- **GOAL A**
Reproduce the passage of the beginner-camera article that opens with the words containing "So, let’s explore" and closes with "of each platform.".

==== TEXT BLOCK ====

What is the best camera for beginners? While this seems like a straightforward question, and many websites will just throw a list of camera options at you, the answer can be more complex than one specific camera recommended for every newbie photographer. Giving this question some thought and considering a few options may pay future dividends as a novice photographer evolves into a photographic artist. One certainty is that an entry-level camera should be easy to use, convenient to carry and employ, as well as being intuitive, while also allowing for growth. All of this should combine to foster a passion for photography.
We all know that today’s smartphone—an electronic device that happens to have a built-in camera—is, in many ways, the best camera for a budding photographer. In fact, phone cameras are so good that most photographers—neophytes and professionals alike—are taking more and more photos with their phones and forgoing larger and more complex cameras. Not since the introduction of the 35mm format has a camera type brought so many people into the wonderful world of photography.
Yet, the smartphone camera has limitations in design and performance, two factors that often drive people toward a more capable photographic platform. Here is where this article comes in to play—for scenarios where you, a friend, or a family member shows real photographic talent with a smartphone, and the consensus is that it is time to get a “real” camera.
So, let’s explore the different types of cameras available, to give you, the novice and/or shopper, some food for thought by listing the pros and cons of each platform.
Before we dive in, it is important to state that almost every contemporary camera, including the highest priced, most sophisticated models, have fully automatic modes, which make it easy for any beginner to nail everything but composing the shot. You need not know the science behind exposure and setting your aperture, shutter speed, ISO, to pick up the best “professional” camera from a leading manufacturer and take a great photograph.

==== PROVIDED INFORMATION ====

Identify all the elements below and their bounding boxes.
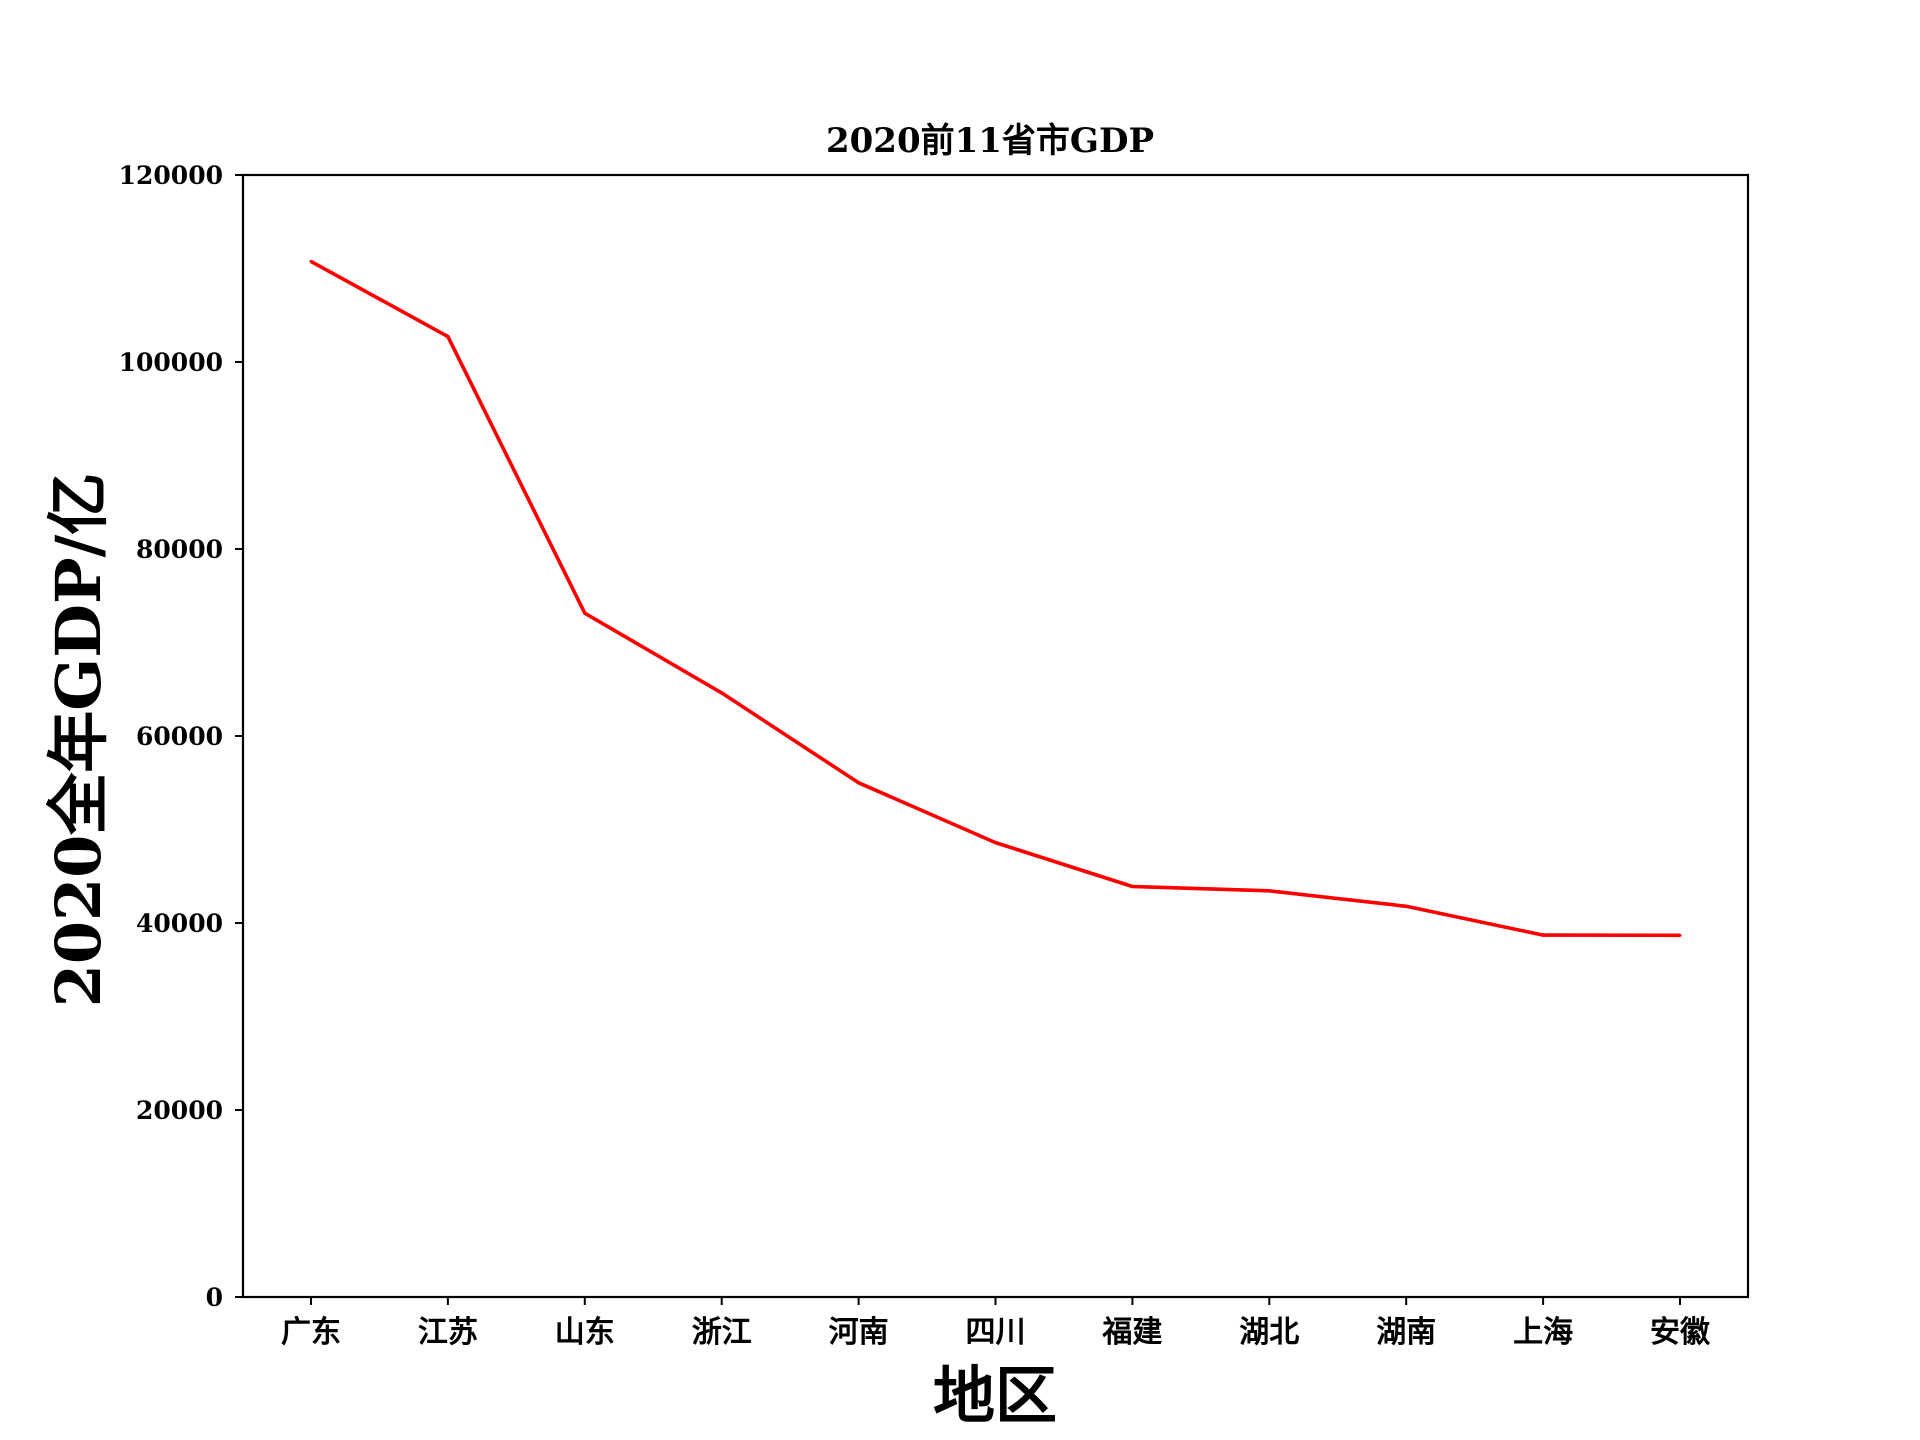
data-point <box>857 781 861 785</box>
data-point <box>1404 904 1408 908</box>
y-axis-label: 2020全年GDP/亿 <box>42 473 115 1008</box>
series-layer <box>309 259 1682 938</box>
y-tick-label: 80000 <box>136 535 223 564</box>
x-tick-label: 四川 <box>966 1315 1026 1350</box>
y-tick-label: 40000 <box>136 909 223 938</box>
x-tick-label: 湖南 <box>1376 1315 1436 1350</box>
x-tick-label: 安徽 <box>1650 1315 1711 1350</box>
x-tick-label: 福建 <box>1101 1315 1162 1350</box>
x-tick-label: 河南 <box>829 1315 889 1350</box>
data-point <box>309 259 313 263</box>
data-point <box>720 691 724 695</box>
plot-frame <box>241 173 1750 1299</box>
x-axis-ticks: 广东 江苏 山东 浙江 河南 四川 福建 湖北 湖南 上海 安徽 <box>281 1297 1711 1350</box>
y-tick-label: 100000 <box>119 348 223 377</box>
x-tick-label: 上海 <box>1513 1315 1573 1350</box>
y-tick-label: 60000 <box>136 722 223 751</box>
data-point <box>583 611 587 615</box>
y-axis-ticks: 0 20000 40000 60000 80000 100000 120000 <box>119 161 243 1312</box>
data-point <box>446 335 450 339</box>
x-tick-label: 江苏 <box>418 1315 478 1350</box>
x-tick-label: 山东 <box>555 1315 615 1350</box>
x-tick-label: 湖北 <box>1239 1315 1299 1350</box>
x-axis-label: 地区 <box>933 1359 1057 1432</box>
series-line-0 <box>310 259 1681 938</box>
x-tick-label: 浙江 <box>692 1315 752 1350</box>
data-point <box>1267 889 1271 893</box>
y-tick-label: 0 <box>206 1283 223 1312</box>
x-tick-label: 广东 <box>281 1315 341 1350</box>
data-point <box>1130 884 1134 888</box>
y-tick-label: 120000 <box>119 161 223 190</box>
y-tick-label: 20000 <box>136 1096 223 1125</box>
data-point <box>994 841 997 845</box>
chart-title: 2020前11省市GDP <box>826 121 1154 161</box>
data-point <box>1678 933 1682 937</box>
data-point <box>1541 933 1545 937</box>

====

- **GOAL B**
From the listing, write out the stretch that opens with the line containing "data-point <box>857 781 861 785</box>" and closes with the line containing "y-tick-label: 100000 <box>119", both included, with no other lines.

- **EXERCISE SOLUTION A**
So, let’s explore the different types of cameras available, to give you, the novice and/or shopper, some food for thought by listing the pros and cons of each platform.

- **EXERCISE SOLUTION B**
data-point <box>857 781 861 785</box>
data-point <box>1404 904 1408 908</box>
y-axis-label: 2020全年GDP/亿 <box>42 473 115 1008</box>
series-layer <box>309 259 1682 938</box>
y-tick-label: 80000 <box>136 535 223 564</box>
x-tick-label: 四川 <box>966 1315 1026 1350</box>
y-tick-label: 40000 <box>136 909 223 938</box>
x-tick-label: 湖南 <box>1376 1315 1436 1350</box>
x-tick-label: 安徽 <box>1650 1315 1711 1350</box>
x-tick-label: 福建 <box>1101 1315 1162 1350</box>
x-tick-label: 河南 <box>829 1315 889 1350</box>
data-point <box>309 259 313 263</box>
data-point <box>720 691 724 695</box>
plot-frame <box>241 173 1750 1299</box>
x-axis-ticks: 广东 江苏 山东 浙江 河南 四川 福建 湖北 湖南 上海 安徽 <box>281 1297 1711 1350</box>
y-tick-label: 100000 <box>119 348 223 377</box>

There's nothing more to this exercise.